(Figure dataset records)
=-=-=
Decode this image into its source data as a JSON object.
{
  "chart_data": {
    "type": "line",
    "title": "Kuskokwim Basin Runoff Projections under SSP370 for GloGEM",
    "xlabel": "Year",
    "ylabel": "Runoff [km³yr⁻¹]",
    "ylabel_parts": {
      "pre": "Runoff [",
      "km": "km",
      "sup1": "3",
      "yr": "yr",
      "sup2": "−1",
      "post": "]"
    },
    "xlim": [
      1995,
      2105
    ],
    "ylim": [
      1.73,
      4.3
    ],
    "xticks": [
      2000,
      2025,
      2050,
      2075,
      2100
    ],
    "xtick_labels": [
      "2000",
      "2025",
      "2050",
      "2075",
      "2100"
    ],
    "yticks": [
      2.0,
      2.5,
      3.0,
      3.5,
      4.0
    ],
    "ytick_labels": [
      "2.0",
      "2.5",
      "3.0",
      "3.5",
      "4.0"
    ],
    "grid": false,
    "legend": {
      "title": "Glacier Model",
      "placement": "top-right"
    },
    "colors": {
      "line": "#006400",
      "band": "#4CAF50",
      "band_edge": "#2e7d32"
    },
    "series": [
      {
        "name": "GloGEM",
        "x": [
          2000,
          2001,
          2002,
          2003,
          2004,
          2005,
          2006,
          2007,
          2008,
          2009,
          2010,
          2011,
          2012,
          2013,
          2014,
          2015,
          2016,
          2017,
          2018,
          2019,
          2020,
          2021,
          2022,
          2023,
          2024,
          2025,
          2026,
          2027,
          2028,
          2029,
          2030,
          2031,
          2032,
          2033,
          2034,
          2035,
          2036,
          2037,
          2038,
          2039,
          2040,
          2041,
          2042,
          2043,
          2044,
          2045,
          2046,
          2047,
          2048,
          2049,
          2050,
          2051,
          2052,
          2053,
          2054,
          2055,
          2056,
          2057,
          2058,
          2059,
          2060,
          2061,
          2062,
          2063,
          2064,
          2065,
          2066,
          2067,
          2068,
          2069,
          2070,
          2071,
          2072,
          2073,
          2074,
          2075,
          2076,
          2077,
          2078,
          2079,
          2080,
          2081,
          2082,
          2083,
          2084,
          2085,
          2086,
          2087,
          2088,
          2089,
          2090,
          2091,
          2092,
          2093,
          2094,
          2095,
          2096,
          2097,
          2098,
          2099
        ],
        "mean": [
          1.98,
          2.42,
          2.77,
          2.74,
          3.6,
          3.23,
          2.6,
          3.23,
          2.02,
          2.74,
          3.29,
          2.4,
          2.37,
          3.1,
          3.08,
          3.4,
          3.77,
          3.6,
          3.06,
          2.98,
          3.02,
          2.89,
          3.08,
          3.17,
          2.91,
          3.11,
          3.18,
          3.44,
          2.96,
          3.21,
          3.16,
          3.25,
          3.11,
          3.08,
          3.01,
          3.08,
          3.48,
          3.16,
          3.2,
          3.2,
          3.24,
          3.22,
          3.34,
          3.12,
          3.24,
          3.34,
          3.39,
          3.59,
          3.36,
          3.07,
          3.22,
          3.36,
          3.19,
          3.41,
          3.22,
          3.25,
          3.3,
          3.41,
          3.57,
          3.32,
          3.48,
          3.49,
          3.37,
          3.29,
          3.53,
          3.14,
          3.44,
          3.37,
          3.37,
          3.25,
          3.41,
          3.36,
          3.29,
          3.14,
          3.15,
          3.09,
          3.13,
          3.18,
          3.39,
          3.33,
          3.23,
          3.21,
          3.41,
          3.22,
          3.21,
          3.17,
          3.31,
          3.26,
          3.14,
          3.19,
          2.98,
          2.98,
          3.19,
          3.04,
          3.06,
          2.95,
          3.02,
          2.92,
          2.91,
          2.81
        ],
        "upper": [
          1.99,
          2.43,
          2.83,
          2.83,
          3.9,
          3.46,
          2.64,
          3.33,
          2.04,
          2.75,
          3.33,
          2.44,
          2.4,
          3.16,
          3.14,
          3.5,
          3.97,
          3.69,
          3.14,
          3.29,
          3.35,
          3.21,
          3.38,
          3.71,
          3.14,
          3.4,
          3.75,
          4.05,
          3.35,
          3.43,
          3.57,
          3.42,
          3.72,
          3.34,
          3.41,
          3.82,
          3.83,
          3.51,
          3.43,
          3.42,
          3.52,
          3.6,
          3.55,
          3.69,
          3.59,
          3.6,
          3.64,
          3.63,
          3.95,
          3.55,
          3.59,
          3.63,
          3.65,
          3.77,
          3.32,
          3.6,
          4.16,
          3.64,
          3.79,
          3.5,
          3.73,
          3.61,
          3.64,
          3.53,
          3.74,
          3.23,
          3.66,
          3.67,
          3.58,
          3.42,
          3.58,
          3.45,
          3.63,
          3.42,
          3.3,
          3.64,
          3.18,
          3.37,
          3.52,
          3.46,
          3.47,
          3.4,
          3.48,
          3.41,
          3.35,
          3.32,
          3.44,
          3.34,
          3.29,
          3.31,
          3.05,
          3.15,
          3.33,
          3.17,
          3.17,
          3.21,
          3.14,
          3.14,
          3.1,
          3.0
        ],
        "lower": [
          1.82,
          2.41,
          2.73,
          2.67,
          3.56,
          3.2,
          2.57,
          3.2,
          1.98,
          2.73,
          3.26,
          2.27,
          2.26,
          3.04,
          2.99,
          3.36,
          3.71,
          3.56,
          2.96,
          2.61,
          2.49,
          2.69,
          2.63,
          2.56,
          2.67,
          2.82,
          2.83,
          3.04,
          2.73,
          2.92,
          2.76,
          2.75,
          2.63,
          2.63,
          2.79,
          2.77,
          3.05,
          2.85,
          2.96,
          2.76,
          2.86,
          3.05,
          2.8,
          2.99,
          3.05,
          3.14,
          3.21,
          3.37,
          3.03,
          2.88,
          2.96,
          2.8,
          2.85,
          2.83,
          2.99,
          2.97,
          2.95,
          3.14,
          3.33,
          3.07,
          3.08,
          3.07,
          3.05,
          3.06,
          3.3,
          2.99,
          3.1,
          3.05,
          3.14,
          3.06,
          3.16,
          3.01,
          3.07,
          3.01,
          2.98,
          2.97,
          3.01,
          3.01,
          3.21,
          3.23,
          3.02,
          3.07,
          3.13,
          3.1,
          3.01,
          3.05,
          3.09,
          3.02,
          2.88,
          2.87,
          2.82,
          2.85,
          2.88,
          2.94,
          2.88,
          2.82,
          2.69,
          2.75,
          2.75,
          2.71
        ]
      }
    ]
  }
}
=-=-=
### [Short task]
Extract every record and return it verbatim.

### [Result of this exercise]
Decode this image into its source data as a JSON object.
{
  "chart_data": {
    "type": "line",
    "title": "Kuskokwim Basin Runoff Projections under SSP370 for GloGEM",
    "xlabel": "Year",
    "ylabel": "Runoff [km³yr⁻¹]",
    "ylabel_parts": {
      "pre": "Runoff [",
      "km": "km",
      "sup1": "3",
      "yr": "yr",
      "sup2": "−1",
      "post": "]"
    },
    "xlim": [
      1995,
      2105
    ],
    "ylim": [
      1.73,
      4.3
    ],
    "xticks": [
      2000,
      2025,
      2050,
      2075,
      2100
    ],
    "xtick_labels": [
      "2000",
      "2025",
      "2050",
      "2075",
      "2100"
    ],
    "yticks": [
      2.0,
      2.5,
      3.0,
      3.5,
      4.0
    ],
    "ytick_labels": [
      "2.0",
      "2.5",
      "3.0",
      "3.5",
      "4.0"
    ],
    "grid": false,
    "legend": {
      "title": "Glacier Model",
      "placement": "top-right"
    },
    "colors": {
      "line": "#006400",
      "band": "#4CAF50",
      "band_edge": "#2e7d32"
    },
    "series": [
      {
        "name": "GloGEM",
        "x": [
          2000,
          2001,
          2002,
          2003,
          2004,
          2005,
          2006,
          2007,
          2008,
          2009,
          2010,
          2011,
          2012,
          2013,
          2014,
          2015,
          2016,
          2017,
          2018,
          2019,
          2020,
          2021,
          2022,
          2023,
          2024,
          2025,
          2026,
          2027,
          2028,
          2029,
          2030,
          2031,
          2032,
          2033,
          2034,
          2035,
          2036,
          2037,
          2038,
          2039,
          2040,
          2041,
          2042,
          2043,
          2044,
          2045,
          2046,
          2047,
          2048,
          2049,
          2050,
          2051,
          2052,
          2053,
          2054,
          2055,
          2056,
          2057,
          2058,
          2059,
          2060,
          2061,
          2062,
          2063,
          2064,
          2065,
          2066,
          2067,
          2068,
          2069,
          2070,
          2071,
          2072,
          2073,
          2074,
          2075,
          2076,
          2077,
          2078,
          2079,
          2080,
          2081,
          2082,
          2083,
          2084,
          2085,
          2086,
          2087,
          2088,
          2089,
          2090,
          2091,
          2092,
          2093,
          2094,
          2095,
          2096,
          2097,
          2098,
          2099
        ],
        "mean": [
          1.98,
          2.42,
          2.77,
          2.74,
          3.6,
          3.23,
          2.6,
          3.23,
          2.02,
          2.74,
          3.29,
          2.4,
          2.37,
          3.1,
          3.08,
          3.4,
          3.77,
          3.6,
          3.06,
          2.98,
          3.02,
          2.89,
          3.08,
          3.17,
          2.91,
          3.11,
          3.18,
          3.44,
          2.96,
          3.21,
          3.16,
          3.25,
          3.11,
          3.08,
          3.01,
          3.08,
          3.48,
          3.16,
          3.2,
          3.2,
          3.24,
          3.22,
          3.34,
          3.12,
          3.24,
          3.34,
          3.39,
          3.59,
          3.36,
          3.07,
          3.22,
          3.36,
          3.19,
          3.41,
          3.22,
          3.25,
          3.3,
          3.41,
          3.57,
          3.32,
          3.48,
          3.49,
          3.37,
          3.29,
          3.53,
          3.14,
          3.44,
          3.37,
          3.37,
          3.25,
          3.41,
          3.36,
          3.29,
          3.14,
          3.15,
          3.09,
          3.13,
          3.18,
          3.39,
          3.33,
          3.23,
          3.21,
          3.41,
          3.22,
          3.21,
          3.17,
          3.31,
          3.26,
          3.14,
          3.19,
          2.98,
          2.98,
          3.19,
          3.04,
          3.06,
          2.95,
          3.02,
          2.92,
          2.91,
          2.81
        ],
        "upper": [
          1.99,
          2.43,
          2.83,
          2.83,
          3.9,
          3.46,
          2.64,
          3.33,
          2.04,
          2.75,
          3.33,
          2.44,
          2.4,
          3.16,
          3.14,
          3.5,
          3.97,
          3.69,
          3.14,
          3.29,
          3.35,
          3.21,
          3.38,
          3.71,
          3.14,
          3.4,
          3.75,
          4.05,
          3.35,
          3.43,
          3.57,
          3.42,
          3.72,
          3.34,
          3.41,
          3.82,
          3.83,
          3.51,
          3.43,
          3.42,
          3.52,
          3.6,
          3.55,
          3.69,
          3.59,
          3.6,
          3.64,
          3.63,
          3.95,
          3.55,
          3.59,
          3.63,
          3.65,
          3.77,
          3.32,
          3.6,
          4.16,
          3.64,
          3.79,
          3.5,
          3.73,
          3.61,
          3.64,
          3.53,
          3.74,
          3.23,
          3.66,
          3.67,
          3.58,
          3.42,
          3.58,
          3.45,
          3.63,
          3.42,
          3.3,
          3.64,
          3.18,
          3.37,
          3.52,
          3.46,
          3.47,
          3.4,
          3.48,
          3.41,
          3.35,
          3.32,
          3.44,
          3.34,
          3.29,
          3.31,
          3.05,
          3.15,
          3.33,
          3.17,
          3.17,
          3.21,
          3.14,
          3.14,
          3.1,
          3.0
        ],
        "lower": [
          1.82,
          2.41,
          2.73,
          2.67,
          3.56,
          3.2,
          2.57,
          3.2,
          1.98,
          2.73,
          3.26,
          2.27,
          2.26,
          3.04,
          2.99,
          3.36,
          3.71,
          3.56,
          2.96,
          2.61,
          2.49,
          2.69,
          2.63,
          2.56,
          2.67,
          2.82,
          2.83,
          3.04,
          2.73,
          2.92,
          2.76,
          2.75,
          2.63,
          2.63,
          2.79,
          2.77,
          3.05,
          2.85,
          2.96,
          2.76,
          2.86,
          3.05,
          2.8,
          2.99,
          3.05,
          3.14,
          3.21,
          3.37,
          3.03,
          2.88,
          2.96,
          2.8,
          2.85,
          2.83,
          2.99,
          2.97,
          2.95,
          3.14,
          3.33,
          3.07,
          3.08,
          3.07,
          3.05,
          3.06,
          3.3,
          2.99,
          3.1,
          3.05,
          3.14,
          3.06,
          3.16,
          3.01,
          3.07,
          3.01,
          2.98,
          2.97,
          3.01,
          3.01,
          3.21,
          3.23,
          3.02,
          3.07,
          3.13,
          3.1,
          3.01,
          3.05,
          3.09,
          3.02,
          2.88,
          2.87,
          2.82,
          2.85,
          2.88,
          2.94,
          2.88,
          2.82,
          2.69,
          2.75,
          2.75,
          2.71
        ]
      }
    ]
  }
}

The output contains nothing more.